Format the listing below, from its first line through the line containing "The external thread 22 is at (388, 267).", inclusive, as a JSON list of strings with one string per line, omitting blank lines.

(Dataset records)
↓↓↓
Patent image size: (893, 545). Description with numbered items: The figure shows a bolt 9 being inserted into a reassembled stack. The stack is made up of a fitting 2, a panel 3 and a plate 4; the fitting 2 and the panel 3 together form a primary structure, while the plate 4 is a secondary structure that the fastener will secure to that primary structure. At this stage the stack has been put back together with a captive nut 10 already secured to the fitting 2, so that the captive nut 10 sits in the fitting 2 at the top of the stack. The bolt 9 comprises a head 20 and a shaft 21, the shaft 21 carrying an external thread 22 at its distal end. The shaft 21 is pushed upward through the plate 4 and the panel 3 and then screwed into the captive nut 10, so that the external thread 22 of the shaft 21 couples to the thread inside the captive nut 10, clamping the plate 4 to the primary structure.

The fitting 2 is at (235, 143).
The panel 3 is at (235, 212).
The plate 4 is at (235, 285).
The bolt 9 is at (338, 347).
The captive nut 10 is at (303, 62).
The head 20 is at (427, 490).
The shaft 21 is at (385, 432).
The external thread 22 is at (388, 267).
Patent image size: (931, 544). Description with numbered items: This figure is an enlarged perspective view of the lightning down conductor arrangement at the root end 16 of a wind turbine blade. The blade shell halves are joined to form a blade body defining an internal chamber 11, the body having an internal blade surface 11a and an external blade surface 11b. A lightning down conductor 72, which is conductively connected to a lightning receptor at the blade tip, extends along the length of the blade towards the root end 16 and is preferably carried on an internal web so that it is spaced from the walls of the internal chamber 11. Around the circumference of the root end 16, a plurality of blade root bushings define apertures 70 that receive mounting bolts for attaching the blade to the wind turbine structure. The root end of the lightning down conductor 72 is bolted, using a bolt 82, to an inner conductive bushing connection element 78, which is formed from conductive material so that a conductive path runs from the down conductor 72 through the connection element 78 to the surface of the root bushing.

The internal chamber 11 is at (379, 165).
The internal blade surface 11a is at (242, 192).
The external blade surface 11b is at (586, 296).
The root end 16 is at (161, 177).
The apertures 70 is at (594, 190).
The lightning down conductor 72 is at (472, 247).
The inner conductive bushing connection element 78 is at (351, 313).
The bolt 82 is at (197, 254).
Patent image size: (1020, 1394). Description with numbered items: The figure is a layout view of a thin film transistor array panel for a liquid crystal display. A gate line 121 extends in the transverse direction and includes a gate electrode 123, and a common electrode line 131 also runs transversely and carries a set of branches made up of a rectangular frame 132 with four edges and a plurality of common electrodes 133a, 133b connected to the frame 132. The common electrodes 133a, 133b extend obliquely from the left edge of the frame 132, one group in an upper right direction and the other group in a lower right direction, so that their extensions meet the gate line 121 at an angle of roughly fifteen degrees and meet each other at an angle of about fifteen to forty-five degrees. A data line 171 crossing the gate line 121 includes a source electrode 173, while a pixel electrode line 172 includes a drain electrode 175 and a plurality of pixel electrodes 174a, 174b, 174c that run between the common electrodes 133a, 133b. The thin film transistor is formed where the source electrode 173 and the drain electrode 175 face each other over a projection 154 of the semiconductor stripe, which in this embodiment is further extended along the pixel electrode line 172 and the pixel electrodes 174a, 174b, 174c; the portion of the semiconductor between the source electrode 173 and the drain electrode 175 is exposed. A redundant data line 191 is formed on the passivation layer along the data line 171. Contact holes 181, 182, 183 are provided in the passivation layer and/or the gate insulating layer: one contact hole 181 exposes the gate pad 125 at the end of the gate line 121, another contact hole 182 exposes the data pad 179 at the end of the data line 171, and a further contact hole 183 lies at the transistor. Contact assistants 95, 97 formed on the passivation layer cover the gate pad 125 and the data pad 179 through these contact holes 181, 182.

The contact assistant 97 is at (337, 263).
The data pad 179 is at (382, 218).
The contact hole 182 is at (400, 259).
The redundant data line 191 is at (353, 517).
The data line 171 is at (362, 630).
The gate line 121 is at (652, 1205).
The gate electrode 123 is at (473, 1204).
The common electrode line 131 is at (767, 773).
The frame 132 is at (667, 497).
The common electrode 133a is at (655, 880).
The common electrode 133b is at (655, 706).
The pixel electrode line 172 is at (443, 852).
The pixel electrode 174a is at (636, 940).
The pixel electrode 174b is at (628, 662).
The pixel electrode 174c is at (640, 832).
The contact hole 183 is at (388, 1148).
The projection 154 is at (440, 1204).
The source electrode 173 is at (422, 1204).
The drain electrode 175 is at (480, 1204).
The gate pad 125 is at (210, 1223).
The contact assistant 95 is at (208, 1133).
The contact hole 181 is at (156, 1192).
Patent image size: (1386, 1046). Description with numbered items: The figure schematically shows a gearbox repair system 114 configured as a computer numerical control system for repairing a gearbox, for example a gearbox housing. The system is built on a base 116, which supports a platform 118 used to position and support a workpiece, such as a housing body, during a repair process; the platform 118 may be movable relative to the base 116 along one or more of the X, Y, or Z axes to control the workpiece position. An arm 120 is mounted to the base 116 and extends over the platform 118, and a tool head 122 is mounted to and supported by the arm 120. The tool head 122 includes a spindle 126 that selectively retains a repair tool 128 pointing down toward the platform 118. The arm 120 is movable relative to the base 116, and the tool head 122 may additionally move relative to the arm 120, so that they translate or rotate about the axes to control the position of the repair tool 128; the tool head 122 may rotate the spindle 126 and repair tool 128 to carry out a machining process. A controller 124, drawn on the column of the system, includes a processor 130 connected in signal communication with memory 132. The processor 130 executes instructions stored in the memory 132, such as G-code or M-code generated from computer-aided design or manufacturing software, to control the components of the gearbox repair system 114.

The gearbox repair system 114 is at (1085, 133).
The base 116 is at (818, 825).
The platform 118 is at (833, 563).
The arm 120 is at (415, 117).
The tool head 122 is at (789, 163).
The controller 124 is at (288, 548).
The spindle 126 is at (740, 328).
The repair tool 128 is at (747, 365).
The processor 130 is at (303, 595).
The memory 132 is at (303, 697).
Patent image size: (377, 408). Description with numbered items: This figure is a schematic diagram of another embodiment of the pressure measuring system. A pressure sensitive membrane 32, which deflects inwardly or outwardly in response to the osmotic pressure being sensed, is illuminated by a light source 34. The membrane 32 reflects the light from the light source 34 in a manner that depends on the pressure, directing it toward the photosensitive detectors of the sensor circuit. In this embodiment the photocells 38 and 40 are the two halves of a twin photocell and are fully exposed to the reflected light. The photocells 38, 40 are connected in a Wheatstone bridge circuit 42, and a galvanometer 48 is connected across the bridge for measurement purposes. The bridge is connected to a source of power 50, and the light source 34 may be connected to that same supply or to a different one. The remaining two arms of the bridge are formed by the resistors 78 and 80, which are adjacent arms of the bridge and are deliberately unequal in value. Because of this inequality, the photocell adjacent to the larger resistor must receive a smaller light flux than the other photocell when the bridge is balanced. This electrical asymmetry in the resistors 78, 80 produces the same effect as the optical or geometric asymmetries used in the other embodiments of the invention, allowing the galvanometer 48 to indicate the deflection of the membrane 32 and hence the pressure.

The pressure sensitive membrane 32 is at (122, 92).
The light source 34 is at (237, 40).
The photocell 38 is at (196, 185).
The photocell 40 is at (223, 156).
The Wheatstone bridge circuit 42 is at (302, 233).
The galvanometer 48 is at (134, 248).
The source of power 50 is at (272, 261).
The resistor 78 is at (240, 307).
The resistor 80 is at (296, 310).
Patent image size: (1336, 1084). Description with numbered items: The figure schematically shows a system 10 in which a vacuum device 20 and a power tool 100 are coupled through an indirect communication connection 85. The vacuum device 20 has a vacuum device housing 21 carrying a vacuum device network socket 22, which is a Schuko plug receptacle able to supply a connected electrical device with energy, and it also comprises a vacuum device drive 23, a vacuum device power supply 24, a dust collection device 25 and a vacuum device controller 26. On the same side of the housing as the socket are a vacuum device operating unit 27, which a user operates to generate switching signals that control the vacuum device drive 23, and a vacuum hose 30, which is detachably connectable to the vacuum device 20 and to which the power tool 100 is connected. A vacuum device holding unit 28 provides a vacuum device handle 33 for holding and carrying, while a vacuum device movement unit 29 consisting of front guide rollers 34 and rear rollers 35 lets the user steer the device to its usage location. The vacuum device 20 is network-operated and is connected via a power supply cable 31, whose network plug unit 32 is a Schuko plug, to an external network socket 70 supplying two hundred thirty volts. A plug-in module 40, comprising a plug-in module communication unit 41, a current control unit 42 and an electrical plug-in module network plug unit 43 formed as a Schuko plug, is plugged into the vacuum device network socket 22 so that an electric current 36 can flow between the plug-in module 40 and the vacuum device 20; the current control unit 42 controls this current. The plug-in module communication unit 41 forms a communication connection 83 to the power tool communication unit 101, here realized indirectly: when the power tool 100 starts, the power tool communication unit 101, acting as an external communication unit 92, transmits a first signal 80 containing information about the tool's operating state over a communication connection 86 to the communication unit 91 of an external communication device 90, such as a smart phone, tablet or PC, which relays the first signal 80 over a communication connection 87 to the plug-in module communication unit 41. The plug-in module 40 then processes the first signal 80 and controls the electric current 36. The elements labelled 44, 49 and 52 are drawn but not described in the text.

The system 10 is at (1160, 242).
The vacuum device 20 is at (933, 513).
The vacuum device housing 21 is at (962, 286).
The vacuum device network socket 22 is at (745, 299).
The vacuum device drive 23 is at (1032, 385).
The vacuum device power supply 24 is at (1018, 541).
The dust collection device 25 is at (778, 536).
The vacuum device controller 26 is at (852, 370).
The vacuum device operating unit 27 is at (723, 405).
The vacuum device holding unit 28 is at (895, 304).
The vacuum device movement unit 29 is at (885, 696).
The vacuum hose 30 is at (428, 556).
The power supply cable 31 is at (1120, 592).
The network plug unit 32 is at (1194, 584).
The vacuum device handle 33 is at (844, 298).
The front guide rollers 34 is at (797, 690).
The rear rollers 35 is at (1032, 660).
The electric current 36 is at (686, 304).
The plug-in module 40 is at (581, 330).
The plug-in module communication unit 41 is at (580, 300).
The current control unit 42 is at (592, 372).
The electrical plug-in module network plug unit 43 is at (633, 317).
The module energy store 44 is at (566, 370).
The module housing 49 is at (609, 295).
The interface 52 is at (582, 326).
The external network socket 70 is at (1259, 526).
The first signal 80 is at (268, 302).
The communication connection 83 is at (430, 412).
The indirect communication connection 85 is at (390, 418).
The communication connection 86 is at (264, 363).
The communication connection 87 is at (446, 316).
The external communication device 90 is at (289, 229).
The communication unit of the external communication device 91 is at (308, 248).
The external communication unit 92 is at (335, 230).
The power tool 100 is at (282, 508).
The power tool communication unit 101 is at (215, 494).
↑↑↑
== Task solution ==
[
  "Patent image size: (893, 545). Description with numbered items: The figure shows a bolt 9 being inserted into a reassembled stack. The stack is made up of a fitting 2, a panel 3 and a plate 4; the fitting 2 and the panel 3 together form a primary structure, while the plate 4 is a secondary structure that the fastener will secure to that primary structure. At this stage the stack has been put back together with a captive nut 10 already secured to the fitting 2, so that the captive nut 10 sits in the fitting 2 at the top of the stack. The bolt 9 comprises a head 20 and a shaft 21, the shaft 21 carrying an external thread 22 at its distal end. The shaft 21 is pushed upward through the plate 4 and the panel 3 and then screwed into the captive nut 10, so that the external thread 22 of the shaft 21 couples to the thread inside the captive nut 10, clamping the plate 4 to the primary structure.",
  "The fitting 2 is at (235, 143).",
  "The panel 3 is at (235, 212).",
  "The plate 4 is at (235, 285).",
  "The bolt 9 is at (338, 347).",
  "The captive nut 10 is at (303, 62).",
  "The head 20 is at (427, 490).",
  "The shaft 21 is at (385, 432).",
  "The external thread 22 is at (388, 267)."
]